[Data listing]
================

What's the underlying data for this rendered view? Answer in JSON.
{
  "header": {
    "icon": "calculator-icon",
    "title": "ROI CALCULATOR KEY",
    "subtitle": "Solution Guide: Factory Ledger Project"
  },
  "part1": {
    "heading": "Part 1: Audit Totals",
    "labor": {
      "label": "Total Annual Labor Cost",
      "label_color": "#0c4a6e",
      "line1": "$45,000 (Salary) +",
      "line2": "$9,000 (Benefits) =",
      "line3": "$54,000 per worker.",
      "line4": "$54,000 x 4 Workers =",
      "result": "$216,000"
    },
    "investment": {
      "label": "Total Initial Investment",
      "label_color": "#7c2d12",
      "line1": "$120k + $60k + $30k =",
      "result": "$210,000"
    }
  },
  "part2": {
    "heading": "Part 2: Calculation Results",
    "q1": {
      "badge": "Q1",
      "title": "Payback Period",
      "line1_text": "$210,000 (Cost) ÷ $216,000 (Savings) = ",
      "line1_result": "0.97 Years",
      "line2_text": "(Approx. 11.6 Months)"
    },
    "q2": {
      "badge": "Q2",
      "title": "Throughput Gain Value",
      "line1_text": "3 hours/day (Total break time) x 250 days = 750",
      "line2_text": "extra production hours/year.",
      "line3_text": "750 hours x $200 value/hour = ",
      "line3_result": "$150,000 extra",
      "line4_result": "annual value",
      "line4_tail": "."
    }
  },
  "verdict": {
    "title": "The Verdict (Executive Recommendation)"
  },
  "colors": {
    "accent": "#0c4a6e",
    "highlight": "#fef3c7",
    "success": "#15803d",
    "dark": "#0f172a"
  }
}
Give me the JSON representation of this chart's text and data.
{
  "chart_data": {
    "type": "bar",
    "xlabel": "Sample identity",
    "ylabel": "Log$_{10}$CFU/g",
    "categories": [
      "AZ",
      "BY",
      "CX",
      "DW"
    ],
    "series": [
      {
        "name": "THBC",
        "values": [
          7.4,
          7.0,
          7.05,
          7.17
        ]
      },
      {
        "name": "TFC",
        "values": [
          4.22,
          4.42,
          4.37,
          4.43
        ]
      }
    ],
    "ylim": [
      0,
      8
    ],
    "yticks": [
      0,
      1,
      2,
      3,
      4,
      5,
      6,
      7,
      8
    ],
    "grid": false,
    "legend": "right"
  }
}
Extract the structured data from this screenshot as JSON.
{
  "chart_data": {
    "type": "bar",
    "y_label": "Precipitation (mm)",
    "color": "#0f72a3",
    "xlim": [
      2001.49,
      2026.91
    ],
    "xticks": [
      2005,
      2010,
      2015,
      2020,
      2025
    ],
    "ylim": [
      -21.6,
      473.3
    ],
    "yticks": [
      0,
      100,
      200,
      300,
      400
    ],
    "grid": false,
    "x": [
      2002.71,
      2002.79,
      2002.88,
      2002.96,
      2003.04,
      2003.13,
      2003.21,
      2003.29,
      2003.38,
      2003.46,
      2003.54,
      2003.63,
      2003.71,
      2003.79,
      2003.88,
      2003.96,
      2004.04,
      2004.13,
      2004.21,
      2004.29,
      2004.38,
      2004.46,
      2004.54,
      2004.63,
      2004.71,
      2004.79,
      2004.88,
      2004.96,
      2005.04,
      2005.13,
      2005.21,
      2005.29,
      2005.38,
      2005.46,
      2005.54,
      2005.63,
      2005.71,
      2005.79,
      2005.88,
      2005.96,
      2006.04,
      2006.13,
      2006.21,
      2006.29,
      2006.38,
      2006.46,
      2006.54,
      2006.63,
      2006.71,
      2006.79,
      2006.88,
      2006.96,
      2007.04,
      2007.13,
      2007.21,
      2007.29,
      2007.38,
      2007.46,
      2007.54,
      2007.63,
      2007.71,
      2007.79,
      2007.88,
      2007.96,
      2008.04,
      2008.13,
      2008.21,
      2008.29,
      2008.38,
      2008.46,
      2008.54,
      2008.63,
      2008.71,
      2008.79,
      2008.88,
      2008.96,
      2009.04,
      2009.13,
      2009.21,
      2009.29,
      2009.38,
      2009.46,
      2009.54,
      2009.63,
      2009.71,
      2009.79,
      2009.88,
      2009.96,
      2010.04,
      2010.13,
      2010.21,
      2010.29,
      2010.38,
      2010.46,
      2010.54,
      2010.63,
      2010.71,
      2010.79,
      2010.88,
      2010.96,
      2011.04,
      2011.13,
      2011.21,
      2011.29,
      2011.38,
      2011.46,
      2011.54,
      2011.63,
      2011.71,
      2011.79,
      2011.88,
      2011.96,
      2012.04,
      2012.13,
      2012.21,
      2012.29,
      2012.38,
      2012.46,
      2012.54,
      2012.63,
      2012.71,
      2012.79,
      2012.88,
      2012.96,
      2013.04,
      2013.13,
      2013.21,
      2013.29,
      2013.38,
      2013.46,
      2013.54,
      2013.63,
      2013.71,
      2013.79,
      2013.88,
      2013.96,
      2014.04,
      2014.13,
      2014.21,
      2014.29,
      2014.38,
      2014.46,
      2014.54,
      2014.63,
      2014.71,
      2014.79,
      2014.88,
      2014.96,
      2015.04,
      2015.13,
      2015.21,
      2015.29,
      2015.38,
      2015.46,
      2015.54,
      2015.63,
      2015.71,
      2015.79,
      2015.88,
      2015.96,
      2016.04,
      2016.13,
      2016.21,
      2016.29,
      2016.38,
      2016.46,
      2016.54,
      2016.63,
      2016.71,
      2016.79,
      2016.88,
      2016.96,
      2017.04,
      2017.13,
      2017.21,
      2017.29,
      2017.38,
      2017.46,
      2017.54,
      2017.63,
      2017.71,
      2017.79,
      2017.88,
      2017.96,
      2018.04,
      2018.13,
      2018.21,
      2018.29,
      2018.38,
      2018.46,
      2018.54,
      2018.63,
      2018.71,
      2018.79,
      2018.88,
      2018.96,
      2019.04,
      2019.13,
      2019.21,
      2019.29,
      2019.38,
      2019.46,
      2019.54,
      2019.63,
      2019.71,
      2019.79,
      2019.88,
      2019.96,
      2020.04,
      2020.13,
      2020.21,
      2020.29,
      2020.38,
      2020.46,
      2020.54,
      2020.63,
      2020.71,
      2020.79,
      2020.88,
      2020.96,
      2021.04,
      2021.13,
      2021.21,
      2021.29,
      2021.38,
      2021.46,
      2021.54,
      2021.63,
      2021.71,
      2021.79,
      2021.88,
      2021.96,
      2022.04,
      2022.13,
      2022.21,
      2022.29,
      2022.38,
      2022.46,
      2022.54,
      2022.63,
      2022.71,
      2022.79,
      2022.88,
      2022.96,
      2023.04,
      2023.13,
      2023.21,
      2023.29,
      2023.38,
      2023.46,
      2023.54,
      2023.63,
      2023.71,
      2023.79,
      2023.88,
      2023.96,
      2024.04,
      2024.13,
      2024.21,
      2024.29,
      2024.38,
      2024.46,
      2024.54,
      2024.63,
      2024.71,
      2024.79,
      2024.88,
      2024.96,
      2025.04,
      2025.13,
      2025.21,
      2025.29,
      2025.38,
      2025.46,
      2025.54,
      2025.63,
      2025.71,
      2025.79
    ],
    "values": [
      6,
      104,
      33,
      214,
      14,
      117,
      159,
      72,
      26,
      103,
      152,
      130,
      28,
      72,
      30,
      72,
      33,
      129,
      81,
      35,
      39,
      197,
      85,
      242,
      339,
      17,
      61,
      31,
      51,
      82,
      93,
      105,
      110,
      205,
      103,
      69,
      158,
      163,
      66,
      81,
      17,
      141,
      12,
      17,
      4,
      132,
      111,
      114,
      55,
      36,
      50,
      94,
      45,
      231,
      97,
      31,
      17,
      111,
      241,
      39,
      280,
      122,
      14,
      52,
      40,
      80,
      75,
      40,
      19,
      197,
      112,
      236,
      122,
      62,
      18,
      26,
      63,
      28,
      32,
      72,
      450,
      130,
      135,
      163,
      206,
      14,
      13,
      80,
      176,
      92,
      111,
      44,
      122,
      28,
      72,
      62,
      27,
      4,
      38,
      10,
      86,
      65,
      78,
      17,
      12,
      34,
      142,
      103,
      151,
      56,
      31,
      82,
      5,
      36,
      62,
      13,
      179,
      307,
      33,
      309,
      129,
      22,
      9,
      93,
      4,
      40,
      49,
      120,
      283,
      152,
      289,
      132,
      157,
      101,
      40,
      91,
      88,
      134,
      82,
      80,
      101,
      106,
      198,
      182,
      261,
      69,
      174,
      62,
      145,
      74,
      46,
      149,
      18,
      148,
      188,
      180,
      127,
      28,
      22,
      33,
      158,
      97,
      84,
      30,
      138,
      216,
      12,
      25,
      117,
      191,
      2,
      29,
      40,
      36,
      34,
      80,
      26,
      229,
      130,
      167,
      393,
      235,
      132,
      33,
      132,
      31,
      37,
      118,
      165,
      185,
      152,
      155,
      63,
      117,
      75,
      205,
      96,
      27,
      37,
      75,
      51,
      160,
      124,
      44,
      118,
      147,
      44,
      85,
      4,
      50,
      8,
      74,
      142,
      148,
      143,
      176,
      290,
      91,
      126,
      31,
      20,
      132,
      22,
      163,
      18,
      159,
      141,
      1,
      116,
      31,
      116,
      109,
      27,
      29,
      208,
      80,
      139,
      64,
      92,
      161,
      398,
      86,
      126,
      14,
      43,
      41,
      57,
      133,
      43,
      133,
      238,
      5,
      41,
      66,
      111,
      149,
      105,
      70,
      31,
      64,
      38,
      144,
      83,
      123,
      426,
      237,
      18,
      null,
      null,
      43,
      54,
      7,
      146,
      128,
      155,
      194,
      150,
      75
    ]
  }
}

================

# [WHAT IS NEEDED]
Check each line in the records for the word "heading" and say how many have it, with nothing else.

# [RESULT BELOW]
2